WHAT YOU NEED TO DO:
1 > In the post on power laws in finance, what span of time intervals did the 1999 study use to establish the fat-tailed pattern for returns?
2 > Write the next part of the post on power laws in finance, picking up after its final sentence.

DOCUMENT TEXT:

%%

Tuesday, December 6, 2011

Power laws in finance

My latest column in Bloomberg looks very briefly at some of the basic mathematical patterns we know about in finance. Science has a long tradition of putting data and observation first. Look very carefully at what needs to be explained -- mathematical patterns that show up consistently in the data -- and then try to build simple models able to reproduce those patterns in a natural way.

This path has great promise in economic finance, although it hasn't been pursued very far until recently. My Bloomberg column gives a sketch of what is going on, but I'd like to give a few more details here and some links.

The patterns we find in finance are statistical regularities -- broad statistical patterns which show up in all markets studied, with an impressive similarity across markets in different countries and for markets in different instruments. The first regularity is the distribution of returns over various time intervals, which has been found generically to have broad power law tails -- "fat tails" -- implying that large fluctuations up or down are much more likely than they would be if markets fluctuated in keeping with normal Gaussian statistics. Anyone who read The Black Swan knows this.

This pattern has been established in a number of studies over the past 15 years or so, mostly by physicist Eugene Stanley of Boston University and colleagues. This paper from 1999 is perhaps the most notable, as it used enormous volumes of historical data to establish the fat tailed pattern for returns over times ranging from one minute up to about 4 days. One of the most powerful things about this approach is that it doesn't begin with any far reaching assumptions about human behaviour, the structure of financial markets or anything else, but only asks -- are there patterns in the data? As the authors note:
The most challenging difficulty in the study of a financial market is that the nature of the interactions between the different elements comprising the system is unknown, as is the way in which external factors affect it. Therefore, as a starting point, one may resort to empirical studies to help uncover the regularities or “empirical laws” that may govern financial markets.    
This strategy seems promising to physicists because it has worked in building theories of complex physical systems -- liquids, gases, magnets, superconductors -- for which it is also often impossible to know anything in great detail about the interactions between the molecules and atoms within. This hasn't prevented the development of powerful theories because, as it turns out, many of the precise details at the microscopic level DO NOT influence the large scale collective properties of the system. This has inspired physicists to think that the same may be true in financial markets -- at least some of the collective behaviour we see in markets, their macroscopic behaviour, may be quite insensitive to details about human decision making, market structure and so on.

The authors of this 1999 study summarized their findings as follows:

Several points of clarification. First, the result for the power law with exponent close to 3 is a result for the cumulative distribution. That is, the probability that a return will be greater than a certain value (not just equal to that value). Second, the fact that this value lies outside of the range [0,2] means that the process generating these fluctuations isn't a simple stationary random process with an identical and independent distribution for each time period. This was the idea initially proposed by Benoit Mandelbrot on the basis of the so-called Levy Stable distributions. This study and others have established that this idea can't work -- something more complicated is going on.

%%

GIVEN RECORDS:
%%

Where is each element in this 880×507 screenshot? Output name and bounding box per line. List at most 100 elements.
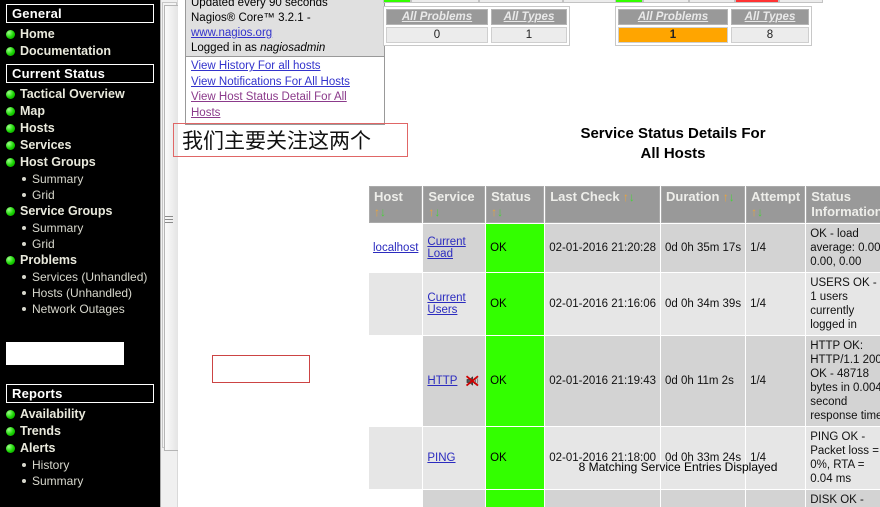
service-link[interactable]: Current Load (427, 236, 481, 260)
sidebar-subitem-grid[interactable]: Grid (0, 236, 160, 252)
cell-status-information: DISK OK - free space: / 36511 MB (95% in… (806, 490, 880, 507)
sort-descending-icon[interactable]: ↓ (434, 205, 440, 219)
sidebar-subitem-services-unhandled[interactable]: Services (Unhandled) (0, 269, 160, 285)
service-summary-strip-cell: 7 (615, 0, 643, 3)
column-header-host[interactable]: Host ↑↓ (369, 186, 423, 223)
sidebar-item-availability[interactable]: Availability (0, 406, 160, 423)
service-summary-header-all-problems[interactable]: All Problems (618, 9, 728, 25)
sort-descending-icon[interactable]: ↓ (497, 205, 503, 219)
sidebar-subitem-label: Hosts (Unhandled) (32, 286, 133, 300)
sidebar-subitem-network-outages[interactable]: Network Outages (0, 301, 160, 317)
sidebar-item-trends[interactable]: Trends (0, 423, 160, 440)
cell-last-check: 02-01-2016 21:16:06 (545, 273, 660, 335)
sidebar-subitem-summary[interactable]: Summary (0, 473, 160, 489)
service-link[interactable]: HTTP (427, 375, 457, 387)
sidebar-item-label: Services (20, 138, 72, 152)
cell-status: OK (486, 273, 545, 335)
sidebar-search-input[interactable] (6, 342, 124, 365)
cell-status: OK (486, 224, 545, 272)
service-summary-totals-values: 18 (618, 27, 809, 43)
service-link[interactable]: Current Users (427, 292, 481, 316)
status-dot-icon (6, 444, 15, 453)
column-header-duration[interactable]: Duration ↑↓ (661, 186, 746, 223)
service-summary-strip-cell: 0 (779, 0, 823, 3)
cell-host (369, 490, 423, 507)
cell-host (369, 336, 423, 426)
host-summary-strip-cell: 1 (383, 0, 411, 3)
view-history-link[interactable]: View History For all hosts (191, 60, 321, 72)
column-header-service[interactable]: Service ↑↓ (423, 186, 486, 223)
sidebar-item-host-groups[interactable]: Host Groups (0, 154, 160, 171)
service-summary-totals-header: All Problems All Types (618, 9, 809, 25)
sidebar: General Home Documentation Current Status Ta… (0, 0, 160, 507)
cell-service: HTTP (423, 336, 486, 426)
cell-attempt: 1/4 (746, 273, 806, 335)
sidebar-item-service-groups[interactable]: Service Groups (0, 203, 160, 220)
service-link[interactable]: PING (427, 452, 455, 464)
column-label: Status (491, 189, 531, 204)
column-header-status[interactable]: Status ↑↓ (486, 186, 545, 223)
sort-descending-icon[interactable]: ↓ (629, 190, 635, 204)
sidebar-item-label: Tactical Overview (20, 87, 125, 101)
column-header-attempt[interactable]: Attempt ↑↓ (746, 186, 806, 223)
sidebar-item-documentation[interactable]: Documentation (0, 43, 160, 60)
logged-in-text: Logged in as nagiosadmin (191, 42, 326, 54)
cell-status-information: OK - load average: 0.00, 0.00, 0.00 (806, 224, 880, 272)
column-label: Duration (666, 189, 720, 204)
cell-host (369, 427, 423, 489)
sidebar-item-hosts[interactable]: Hosts (0, 120, 160, 137)
view-host-status-detail-link[interactable]: View Host Status Detail For All Hosts (191, 91, 347, 119)
service-status-summary: 70010All ProblemsAll Types18 (615, 0, 823, 46)
sidebar-subitem-history[interactable]: History (0, 457, 160, 473)
cell-duration: 0d 0h 32m 47s (661, 490, 746, 507)
sort-descending-icon[interactable]: ↓ (380, 205, 386, 219)
scrollbar-track[interactable] (162, 2, 179, 451)
cell-status: OK (486, 490, 545, 507)
sidebar-item-tactical-overview[interactable]: Tactical Overview (0, 86, 160, 103)
bullet-icon (22, 193, 26, 197)
nagios-website-link[interactable]: www.nagios.org (191, 27, 272, 39)
column-header-status-information[interactable]: Status Information (806, 186, 880, 223)
sidebar-item-map[interactable]: Map (0, 103, 160, 120)
annotation-box-hosts-services: 我们主要关注这两个 (173, 123, 408, 157)
sidebar-item-services[interactable]: Services (0, 137, 160, 154)
cell-status-information: USERS OK - 1 users currently logged in (806, 273, 880, 335)
host-summary-header-all-problems[interactable]: All Problems (386, 9, 488, 25)
cell-last-check: 02-01-2016 21:17:58 (545, 490, 660, 507)
sidebar-subitem-label: Summary (32, 221, 84, 235)
frame-splitter-scrollbar[interactable] (160, 0, 179, 507)
service-cell-content: Current Load (427, 236, 481, 260)
cell-attempt: 1/4 (746, 490, 806, 507)
sidebar-item-label: Availability (20, 407, 86, 421)
sort-ascending-icon[interactable]: ↑ (620, 190, 629, 204)
cell-duration: 0d 0h 34m 39s (661, 273, 746, 335)
sidebar-subitem-summary[interactable]: Summary (0, 220, 160, 236)
sidebar-subitem-summary[interactable]: Summary (0, 171, 160, 187)
service-summary-header-all-types[interactable]: All Types (731, 9, 809, 25)
splitter-grip-icon[interactable] (165, 216, 173, 223)
column-header-last-check[interactable]: Last Check ↑↓ (545, 186, 660, 223)
sort-descending-icon[interactable]: ↓ (729, 190, 735, 204)
update-interval-text: Updated every 90 seconds (191, 0, 328, 9)
bullet-icon (22, 291, 26, 295)
sidebar-subitem-grid[interactable]: Grid (0, 187, 160, 203)
scrollbar-thumb[interactable] (164, 5, 179, 451)
sort-descending-icon[interactable]: ↓ (757, 205, 763, 219)
bullet-icon (22, 242, 26, 246)
column-label: Host (374, 189, 403, 204)
sort-ascending-icon[interactable]: ↑ (719, 190, 729, 204)
status-dot-icon (6, 141, 15, 150)
sidebar-item-alerts[interactable]: Alerts (0, 440, 160, 457)
view-notifications-link[interactable]: View Notifications For All Hosts (191, 76, 350, 88)
sidebar-item-home[interactable]: Home (0, 26, 160, 43)
status-dot-icon (6, 47, 15, 56)
sidebar-item-problems[interactable]: Problems (0, 252, 160, 269)
sidebar-subitem-label: Summary (32, 172, 84, 186)
host-summary-header-all-types[interactable]: All Types (491, 9, 567, 25)
page-title-line2: All Hosts (640, 145, 706, 162)
host-link[interactable]: localhost (373, 242, 418, 254)
sidebar-subitem-hosts-unhandled[interactable]: Hosts (Unhandled) (0, 285, 160, 301)
host-status-summary: 1000All ProblemsAll Types01 (383, 0, 635, 46)
cell-attempt: 1/4 (746, 224, 806, 272)
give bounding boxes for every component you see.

%%

RESPONSE LIST:
1 > From one minute up to about four days.

2 >
That complication is also referred to in the second paragraph above. If you take the data on returns at the one minute level, and randomize the order in which it appears, then you still get the same power law tails in the distribution of returns over one minute. That's the same data. But this new time series has different returns over longer times, generated by combining sequences of the one minute returns. The distribution over longer and longer times turns out to converge slowly to a Gaussian for the randomized data, meaning that the true fat tailed distribution over longer times has its origin in some rich and complex correlations in market movements at different times (which gets wiped out by the randomization). Again, we're not just dealing with a fixed probability distribution and independent changes over different intervals.

To read more about this, see this nice review by Xavier Gabaix of MIT. It covers this and many other power laws in finance and economics.

Now, the story gets even more interesting if you look past the mere distribution of returns and study the correlations between market movements at different times. Market movements are, of course, extremely hard to predict. But it is very interesting where the unpredictability comes in.

The so-called autocorrelation of the time series of market returns decays to zero after a few minutes. This is essentially a measure of how much the return now can be used to predict a return in the future. After a few minutes, there's nothing. This is the sense in which the markets are unpredictable. However, there are levels of predictability. It was discovered in the early 1990s, and has been confirmed many times since in different markets, that the time series of volatility -- the absolute value of the market return -- has long-term correlations, a kind of long-term memory. Technically, the autocorrelation of this time series only decays to zero very slowly.

This is shown below in the following figure (from a representative paper, again from the Boston University group) which shows the autocorrelation of the return time series g(t) and also of the volatility, which is the absolute value of g(t):

Clearly, whereas the first signal shows no correlations after about 10 minutes, the second shows correlations and predictability persisting out to times as long as 10,000 minutes, which is on the order of 10 days or so.

So, its the directionality of price movements which has very little predictability, whereas the magnitude of changes follows a process with much more interesting structure. It is in the record of this volatility that one sees potentially deep links to other physical processes, including earthquakes. A particularly interesting paper is this one, again by the Boston group, quantifying several ways in which market volatility obeys several quantitative laws known from earthquake science, especially the Omori Law describing how the probability of aftershocks decays following a main earthquake. This probability decays quite simply in proportion to 1/time since the main quake, meaning that aftershocks are most likely immediately afterward, and become progressively less likely with time. Episodes of high volatility appear to follow similar behaviour quite closely.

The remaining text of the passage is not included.